**Description of the task**
All records should be reproduced verbatim.

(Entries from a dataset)
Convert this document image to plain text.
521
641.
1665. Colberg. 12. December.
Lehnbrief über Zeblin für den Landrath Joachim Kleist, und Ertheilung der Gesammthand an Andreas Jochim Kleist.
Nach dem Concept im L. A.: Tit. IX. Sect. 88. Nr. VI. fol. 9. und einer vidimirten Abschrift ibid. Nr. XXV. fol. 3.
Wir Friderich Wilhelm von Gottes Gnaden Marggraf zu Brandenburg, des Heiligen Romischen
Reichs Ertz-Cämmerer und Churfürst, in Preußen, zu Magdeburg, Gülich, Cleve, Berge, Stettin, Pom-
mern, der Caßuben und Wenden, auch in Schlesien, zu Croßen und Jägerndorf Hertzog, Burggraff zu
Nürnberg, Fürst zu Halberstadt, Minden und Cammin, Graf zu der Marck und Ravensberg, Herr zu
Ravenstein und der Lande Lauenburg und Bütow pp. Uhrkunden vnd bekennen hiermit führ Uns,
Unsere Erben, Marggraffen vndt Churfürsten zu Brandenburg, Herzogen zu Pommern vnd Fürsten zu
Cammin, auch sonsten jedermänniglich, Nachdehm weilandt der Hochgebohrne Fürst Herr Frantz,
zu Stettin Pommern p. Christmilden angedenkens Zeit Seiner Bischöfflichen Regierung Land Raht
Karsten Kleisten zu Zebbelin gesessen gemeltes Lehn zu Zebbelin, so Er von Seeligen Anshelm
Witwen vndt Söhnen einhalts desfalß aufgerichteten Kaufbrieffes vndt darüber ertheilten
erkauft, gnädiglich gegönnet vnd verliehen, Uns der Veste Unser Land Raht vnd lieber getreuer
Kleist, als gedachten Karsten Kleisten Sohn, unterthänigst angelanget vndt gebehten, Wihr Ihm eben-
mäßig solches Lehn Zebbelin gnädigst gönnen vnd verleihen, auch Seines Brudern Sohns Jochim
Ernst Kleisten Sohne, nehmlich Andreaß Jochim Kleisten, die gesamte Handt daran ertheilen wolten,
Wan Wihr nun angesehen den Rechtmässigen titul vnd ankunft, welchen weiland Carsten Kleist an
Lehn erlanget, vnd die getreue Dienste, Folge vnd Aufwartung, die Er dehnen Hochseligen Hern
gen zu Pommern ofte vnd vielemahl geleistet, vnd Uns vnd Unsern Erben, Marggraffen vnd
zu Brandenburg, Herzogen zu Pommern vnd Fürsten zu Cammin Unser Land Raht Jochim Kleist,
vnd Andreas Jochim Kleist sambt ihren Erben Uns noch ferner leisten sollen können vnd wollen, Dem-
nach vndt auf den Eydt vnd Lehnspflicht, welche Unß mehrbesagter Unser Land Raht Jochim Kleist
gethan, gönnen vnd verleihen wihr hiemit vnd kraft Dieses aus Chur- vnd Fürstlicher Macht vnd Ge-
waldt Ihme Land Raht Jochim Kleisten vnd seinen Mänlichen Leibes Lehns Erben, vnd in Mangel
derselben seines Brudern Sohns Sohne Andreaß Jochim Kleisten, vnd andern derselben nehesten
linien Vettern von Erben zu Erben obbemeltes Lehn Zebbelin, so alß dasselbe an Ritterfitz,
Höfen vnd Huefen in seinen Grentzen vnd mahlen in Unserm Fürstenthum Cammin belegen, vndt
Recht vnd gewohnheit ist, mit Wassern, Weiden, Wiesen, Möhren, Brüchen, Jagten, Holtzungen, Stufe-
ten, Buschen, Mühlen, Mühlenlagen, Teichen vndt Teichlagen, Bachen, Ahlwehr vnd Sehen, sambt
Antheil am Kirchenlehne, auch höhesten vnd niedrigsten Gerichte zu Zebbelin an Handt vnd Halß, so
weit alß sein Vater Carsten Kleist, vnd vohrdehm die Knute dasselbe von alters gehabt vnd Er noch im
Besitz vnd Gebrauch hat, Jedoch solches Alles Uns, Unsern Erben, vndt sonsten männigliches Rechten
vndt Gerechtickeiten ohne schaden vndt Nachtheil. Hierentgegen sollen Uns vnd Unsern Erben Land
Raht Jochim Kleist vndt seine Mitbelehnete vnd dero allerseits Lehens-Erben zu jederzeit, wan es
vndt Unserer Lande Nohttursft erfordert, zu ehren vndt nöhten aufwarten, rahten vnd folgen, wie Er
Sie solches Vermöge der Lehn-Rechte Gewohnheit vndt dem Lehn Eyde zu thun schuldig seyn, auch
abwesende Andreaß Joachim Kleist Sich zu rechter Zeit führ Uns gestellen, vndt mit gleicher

**Completed exercise**
Convert this document image to plain text.
521
641.
1665. Colberg. 12. December.
Lehnbrief über Zeblin für den Landrath Joachim Kleist, und Ertheilung der Gesammthand an Andreas Jochim Kleist.
Nach dem Concept im L. A.: Tit. IX. Sect. 88. Nr. VI. fol. 9. und einer vidimirten Abschrift ibid. Nr. XXV. fol. 3.
Wir Friderich Wilhelm von Gottes Gnaden Marggraf zu Brandenburg, des Heiligen Romischen
Reichs Ertz-Cämmerer und Churfürst, in Preußen, zu Magdeburg, Gülich, Cleve, Berge, Stettin, Pom-
mern, der Caßuben und Wenden, auch in Schlesien, zu Croßen und Jägerndorf Hertzog, Burggraff zu
Nürnberg, Fürst zu Halberstadt, Minden und Cammin, Graf zu der Marck und Ravensberg, Herr zu
Ravenstein und der Lande Lauenburg und Bütow pp. Uhrkunden vnd bekennen hiermit führ Uns,
Unsere Erben, Marggraffen vndt Churfürsten zu Brandenburg, Herzogen zu Pommern vnd Fürsten zu
Cammin, auch sonsten jedermänniglich, Nachdehm weilandt der Hochgebohrne Fürst Herr Frantz,
zu Stettin Pommern p. Christmilden angedenkens Zeit Seiner Bischöfflichen Regierung Land Raht
Karsten Kleisten zu Zebbelin gesessen gemeltes Lehn zu Zebbelin, so Er von Seeligen Anshelm
Witwen vndt Söhnen einhalts desfalß aufgerichteten Kaufbrieffes vndt darüber ertheilten
erkauft, gnädiglich gegönnet vnd verliehen, Uns der Veste Unser Land Raht vnd lieber getreuer
Kleist, als gedachten Karsten Kleisten Sohn, unterthänigst angelanget vndt gebehten, Wihr Ihm eben-
mäßig solches Lehn Zebbelin gnädigst gönnen vnd verleihen, auch Seines Brudern Sohns Jochim
Ernst Kleisten Sohne, nehmlich Andreaß Jochim Kleisten, die gesamte Handt daran ertheilen wolten,
Wan Wihr nun angesehen den Rechtmässigen titul vnd ankunft, welchen weiland Carsten Kleist an
Lehn erlanget, vnd die getreue Dienste, Folge vnd Aufwartung, die Er dehnen Hochseligen Hern
gen zu Pommern ofte vnd vielemahl geleistet, vnd Uns vnd Unsern Erben, Marggraffen vnd
zu Brandenburg, Herzogen zu Pommern vnd Fürsten zu Cammin Unser Land Raht Jochim Kleist,
vnd Andreas Jochim Kleist sambt ihren Erben Uns noch ferner leisten sollen können vnd wollen, Dem-
nach vndt auf den Eydt vnd Lehnspflicht, welche Unß mehrbesagter Unser Land Raht Jochim Kleist
gethan, gönnen vnd verleihen wihr hiemit vnd kraft Dieses aus Chur- vnd Fürstlicher Macht vnd Ge-
waldt Ihme Land Raht Jochim Kleisten vnd seinen Mänlichen Leibes Lehns Erben, vnd in Mangel
derselben seines Brudern Sohns Sohne Andreaß Jochim Kleisten, vnd andern derselben nehesten
linien Vettern von Erben zu Erben obbemeltes Lehn Zebbelin, so alß dasselbe an Ritterfitz,
Höfen vnd Huefen in seinen Grentzen vnd mahlen in Unserm Fürstenthum Cammin belegen, vndt
Recht vnd gewohnheit ist, mit Wassern, Weiden, Wiesen, Möhren, Brüchen, Jagten, Holtzungen, Stufe-
ten, Buschen, Mühlen, Mühlenlagen, Teichen vndt Teichlagen, Bachen, Ahlwehr vnd Sehen, sambt
Antheil am Kirchenlehne, auch höhesten vnd niedrigsten Gerichte zu Zebbelin an Handt vnd Halß, so
weit alß sein Vater Carsten Kleist, vnd vohrdehm die Knute dasselbe von alters gehabt vnd Er noch im
Besitz vnd Gebrauch hat, Jedoch solches Alles Uns, Unsern Erben, vndt sonsten männigliches Rechten
vndt Gerechtickeiten ohne schaden vndt Nachtheil. Hierentgegen sollen Uns vnd Unsern Erben Land
Raht Jochim Kleist vndt seine Mitbelehnete vnd dero allerseits Lehens-Erben zu jederzeit, wan es
vndt Unserer Lande Nohttursft erfordert, zu ehren vndt nöhten aufwarten, rahten vnd folgen, wie Er
Sie solches Vermöge der Lehn-Rechte Gewohnheit vndt dem Lehn Eyde zu thun schuldig seyn, auch
abwesende Andreaß Joachim Kleist Sich zu rechter Zeit führ Uns gestellen, vndt mit gleicher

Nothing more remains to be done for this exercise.